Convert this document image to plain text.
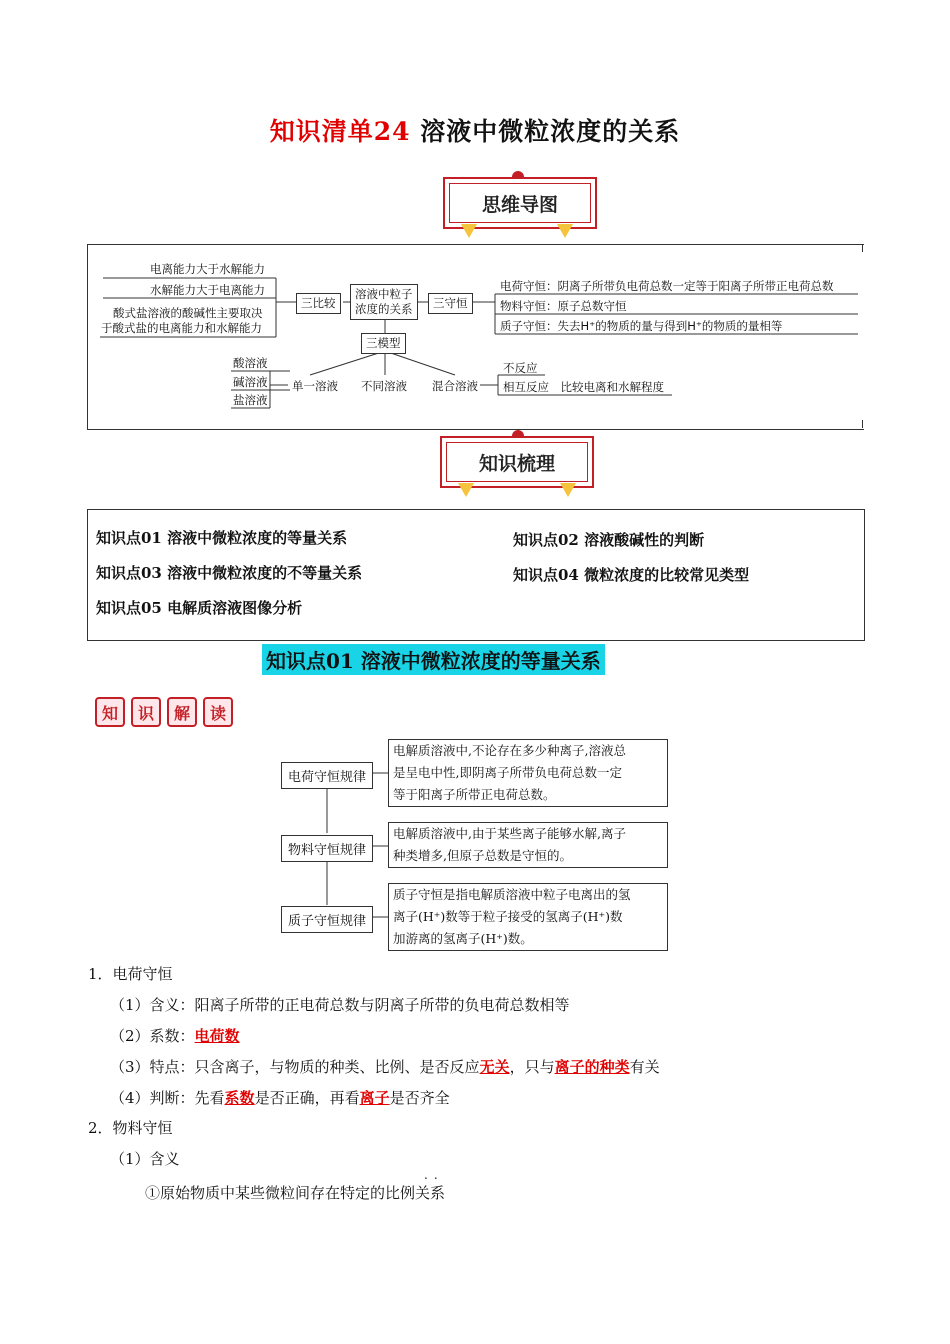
知识清单24 溶液中微粒浓度的关系
思维导图
电离能力大于水解能力
水解能力大于电离能力
酸式盐溶液的酸碱性主要取决
于酸式盐的电离能力和水解能力
三比较
溶液中粒子
浓度的关系	三守恒
电荷守恒：阴离子所带负电荷总数一定等于阳离子所带正电荷总数
物料守恒：原子总数守恒
质子守恒：失去H⁺的物质的量与得到H⁺的物质的量相等
三模型
酸溶液
碱溶液
盐溶液
单一溶液 不同溶液 混合溶液
不反应
相互反应　比较电离和水解程度
知识梳理
知识点01 溶液中微粒浓度的等量关系	知识点02 溶液酸碱性的判断
知识点03 溶液中微粒浓度的不等量关系	知识点04 微粒浓度的比较常见类型
知识点05 电解质溶液图像分析
知识点01 溶液中微粒浓度的等量关系
知	识	解	读
电荷守恒规律
电解质溶液中,不论存在多少种离子,溶液总
是呈电中性,即阴离子所带负电荷总数一定
等于阳离子所带正电荷总数。
物料守恒规律
电解质溶液中,由于某些离子能够水解,离子
种类增多,但原子总数是守恒的。
质子守恒规律
质子守恒是指电解质溶液中粒子电离出的氢
离子(H⁺)数等于粒子接受的氢离子(H⁺)数
加游离的氢离子(H⁺)数。
1．电荷守恒
（1）含义：阳离子所带的正电荷总数与阴离子所带的负电荷总数相等
（2）系数：电荷数
（3）特点：只含离子，与物质的种类、比例、是否反应无关，只与离子的种类有关
（4）判断：先看系数是否正确，再看离子是否齐全
2．物料守恒
（1）含义
..
①原始物质中某些微粒间存在特定的比例关系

========================================================================

**DIRECTIONS FOR THIS TASK:** With the pictures left out, transcribe the material exactly.

**RESULT:**
Convert this document image to plain text.
知识清单24 溶液中微粒浓度的关系
思维导图
电离能力大于水解能力
水解能力大于电离能力
酸式盐溶液的酸碱性主要取决
于酸式盐的电离能力和水解能力
三比较
溶液中粒子
浓度的关系	三守恒
电荷守恒：阴离子所带负电荷总数一定等于阳离子所带正电荷总数
物料守恒：原子总数守恒
质子守恒：失去H⁺的物质的量与得到H⁺的物质的量相等
三模型
酸溶液
碱溶液
盐溶液
单一溶液 不同溶液 混合溶液
不反应
相互反应　比较电离和水解程度
知识梳理
知识点01 溶液中微粒浓度的等量关系	知识点02 溶液酸碱性的判断
知识点03 溶液中微粒浓度的不等量关系	知识点04 微粒浓度的比较常见类型
知识点05 电解质溶液图像分析
知识点01 溶液中微粒浓度的等量关系
知	识	解	读
电荷守恒规律
电解质溶液中,不论存在多少种离子,溶液总
是呈电中性,即阴离子所带负电荷总数一定
等于阳离子所带正电荷总数。
物料守恒规律
电解质溶液中,由于某些离子能够水解,离子
种类增多,但原子总数是守恒的。
质子守恒规律
质子守恒是指电解质溶液中粒子电离出的氢
离子(H⁺)数等于粒子接受的氢离子(H⁺)数
加游离的氢离子(H⁺)数。
1．电荷守恒
（1）含义：阳离子所带的正电荷总数与阴离子所带的负电荷总数相等
（2）系数：电荷数
（3）特点：只含离子，与物质的种类、比例、是否反应无关，只与离子的种类有关
（4）判断：先看系数是否正确，再看离子是否齐全
2．物料守恒
（1）含义
..
①原始物质中某些微粒间存在特定的比例关系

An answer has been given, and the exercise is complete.